Exercise brief - Each line below should be quoted exactly, please.

>>>

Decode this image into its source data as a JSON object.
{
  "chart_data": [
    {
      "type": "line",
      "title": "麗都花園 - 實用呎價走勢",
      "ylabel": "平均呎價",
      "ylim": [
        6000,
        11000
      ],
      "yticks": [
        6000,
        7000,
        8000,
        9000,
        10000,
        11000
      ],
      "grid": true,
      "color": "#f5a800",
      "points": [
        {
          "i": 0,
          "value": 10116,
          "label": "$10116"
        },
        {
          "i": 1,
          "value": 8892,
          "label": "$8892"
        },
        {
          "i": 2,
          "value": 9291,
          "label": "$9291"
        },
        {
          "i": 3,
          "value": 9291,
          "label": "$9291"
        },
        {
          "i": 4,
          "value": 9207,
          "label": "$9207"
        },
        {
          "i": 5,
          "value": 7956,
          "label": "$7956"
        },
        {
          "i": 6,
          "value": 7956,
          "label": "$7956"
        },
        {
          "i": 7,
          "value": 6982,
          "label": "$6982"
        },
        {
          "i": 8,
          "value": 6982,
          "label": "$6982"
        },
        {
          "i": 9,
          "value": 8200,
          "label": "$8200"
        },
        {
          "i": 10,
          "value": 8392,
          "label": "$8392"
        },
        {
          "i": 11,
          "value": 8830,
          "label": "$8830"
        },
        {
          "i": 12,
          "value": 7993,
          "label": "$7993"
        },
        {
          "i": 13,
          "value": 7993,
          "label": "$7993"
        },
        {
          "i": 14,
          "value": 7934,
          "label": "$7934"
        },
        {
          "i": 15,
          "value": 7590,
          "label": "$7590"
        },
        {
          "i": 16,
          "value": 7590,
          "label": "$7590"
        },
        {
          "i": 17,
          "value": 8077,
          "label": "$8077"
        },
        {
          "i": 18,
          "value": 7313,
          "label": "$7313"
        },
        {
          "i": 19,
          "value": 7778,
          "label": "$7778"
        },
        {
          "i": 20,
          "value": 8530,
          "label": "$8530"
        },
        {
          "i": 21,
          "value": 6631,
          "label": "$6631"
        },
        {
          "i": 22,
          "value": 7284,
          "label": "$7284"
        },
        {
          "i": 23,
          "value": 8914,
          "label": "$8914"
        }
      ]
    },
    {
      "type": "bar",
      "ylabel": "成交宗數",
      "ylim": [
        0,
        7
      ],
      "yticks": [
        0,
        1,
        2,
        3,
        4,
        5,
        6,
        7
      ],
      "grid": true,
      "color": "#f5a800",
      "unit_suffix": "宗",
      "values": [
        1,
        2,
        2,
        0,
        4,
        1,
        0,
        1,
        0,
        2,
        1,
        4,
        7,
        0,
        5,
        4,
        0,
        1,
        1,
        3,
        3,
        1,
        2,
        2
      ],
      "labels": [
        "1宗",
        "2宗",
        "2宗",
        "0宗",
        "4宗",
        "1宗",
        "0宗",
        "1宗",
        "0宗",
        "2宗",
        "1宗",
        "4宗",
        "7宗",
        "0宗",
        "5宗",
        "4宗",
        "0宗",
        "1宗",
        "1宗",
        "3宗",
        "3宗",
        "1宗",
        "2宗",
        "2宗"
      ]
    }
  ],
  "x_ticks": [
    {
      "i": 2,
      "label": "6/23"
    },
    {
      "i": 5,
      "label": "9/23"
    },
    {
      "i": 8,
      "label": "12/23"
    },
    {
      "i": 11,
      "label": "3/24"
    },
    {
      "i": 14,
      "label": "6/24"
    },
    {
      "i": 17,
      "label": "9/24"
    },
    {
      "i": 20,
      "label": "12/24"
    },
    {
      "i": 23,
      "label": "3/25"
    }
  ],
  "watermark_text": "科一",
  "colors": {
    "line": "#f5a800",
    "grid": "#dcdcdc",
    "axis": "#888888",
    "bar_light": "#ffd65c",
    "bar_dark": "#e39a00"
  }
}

<<<

Response below -
Decode this image into its source data as a JSON object.
{
  "chart_data": [
    {
      "type": "line",
      "title": "麗都花園 - 實用呎價走勢",
      "ylabel": "平均呎價",
      "ylim": [
        6000,
        11000
      ],
      "yticks": [
        6000,
        7000,
        8000,
        9000,
        10000,
        11000
      ],
      "grid": true,
      "color": "#f5a800",
      "points": [
        {
          "i": 0,
          "value": 10116,
          "label": "$10116"
        },
        {
          "i": 1,
          "value": 8892,
          "label": "$8892"
        },
        {
          "i": 2,
          "value": 9291,
          "label": "$9291"
        },
        {
          "i": 3,
          "value": 9291,
          "label": "$9291"
        },
        {
          "i": 4,
          "value": 9207,
          "label": "$9207"
        },
        {
          "i": 5,
          "value": 7956,
          "label": "$7956"
        },
        {
          "i": 6,
          "value": 7956,
          "label": "$7956"
        },
        {
          "i": 7,
          "value": 6982,
          "label": "$6982"
        },
        {
          "i": 8,
          "value": 6982,
          "label": "$6982"
        },
        {
          "i": 9,
          "value": 8200,
          "label": "$8200"
        },
        {
          "i": 10,
          "value": 8392,
          "label": "$8392"
        },
        {
          "i": 11,
          "value": 8830,
          "label": "$8830"
        },
        {
          "i": 12,
          "value": 7993,
          "label": "$7993"
        },
        {
          "i": 13,
          "value": 7993,
          "label": "$7993"
        },
        {
          "i": 14,
          "value": 7934,
          "label": "$7934"
        },
        {
          "i": 15,
          "value": 7590,
          "label": "$7590"
        },
        {
          "i": 16,
          "value": 7590,
          "label": "$7590"
        },
        {
          "i": 17,
          "value": 8077,
          "label": "$8077"
        },
        {
          "i": 18,
          "value": 7313,
          "label": "$7313"
        },
        {
          "i": 19,
          "value": 7778,
          "label": "$7778"
        },
        {
          "i": 20,
          "value": 8530,
          "label": "$8530"
        },
        {
          "i": 21,
          "value": 6631,
          "label": "$6631"
        },
        {
          "i": 22,
          "value": 7284,
          "label": "$7284"
        },
        {
          "i": 23,
          "value": 8914,
          "label": "$8914"
        }
      ]
    },
    {
      "type": "bar",
      "ylabel": "成交宗數",
      "ylim": [
        0,
        7
      ],
      "yticks": [
        0,
        1,
        2,
        3,
        4,
        5,
        6,
        7
      ],
      "grid": true,
      "color": "#f5a800",
      "unit_suffix": "宗",
      "values": [
        1,
        2,
        2,
        0,
        4,
        1,
        0,
        1,
        0,
        2,
        1,
        4,
        7,
        0,
        5,
        4,
        0,
        1,
        1,
        3,
        3,
        1,
        2,
        2
      ],
      "labels": [
        "1宗",
        "2宗",
        "2宗",
        "0宗",
        "4宗",
        "1宗",
        "0宗",
        "1宗",
        "0宗",
        "2宗",
        "1宗",
        "4宗",
        "7宗",
        "0宗",
        "5宗",
        "4宗",
        "0宗",
        "1宗",
        "1宗",
        "3宗",
        "3宗",
        "1宗",
        "2宗",
        "2宗"
      ]
    }
  ],
  "x_ticks": [
    {
      "i": 2,
      "label": "6/23"
    },
    {
      "i": 5,
      "label": "9/23"
    },
    {
      "i": 8,
      "label": "12/23"
    },
    {
      "i": 11,
      "label": "3/24"
    },
    {
      "i": 14,
      "label": "6/24"
    },
    {
      "i": 17,
      "label": "9/24"
    },
    {
      "i": 20,
      "label": "12/24"
    },
    {
      "i": 23,
      "label": "3/25"
    }
  ],
  "watermark_text": "科一",
  "colors": {
    "line": "#f5a800",
    "grid": "#dcdcdc",
    "axis": "#888888",
    "bar_light": "#ffd65c",
    "bar_dark": "#e39a00"
  }
}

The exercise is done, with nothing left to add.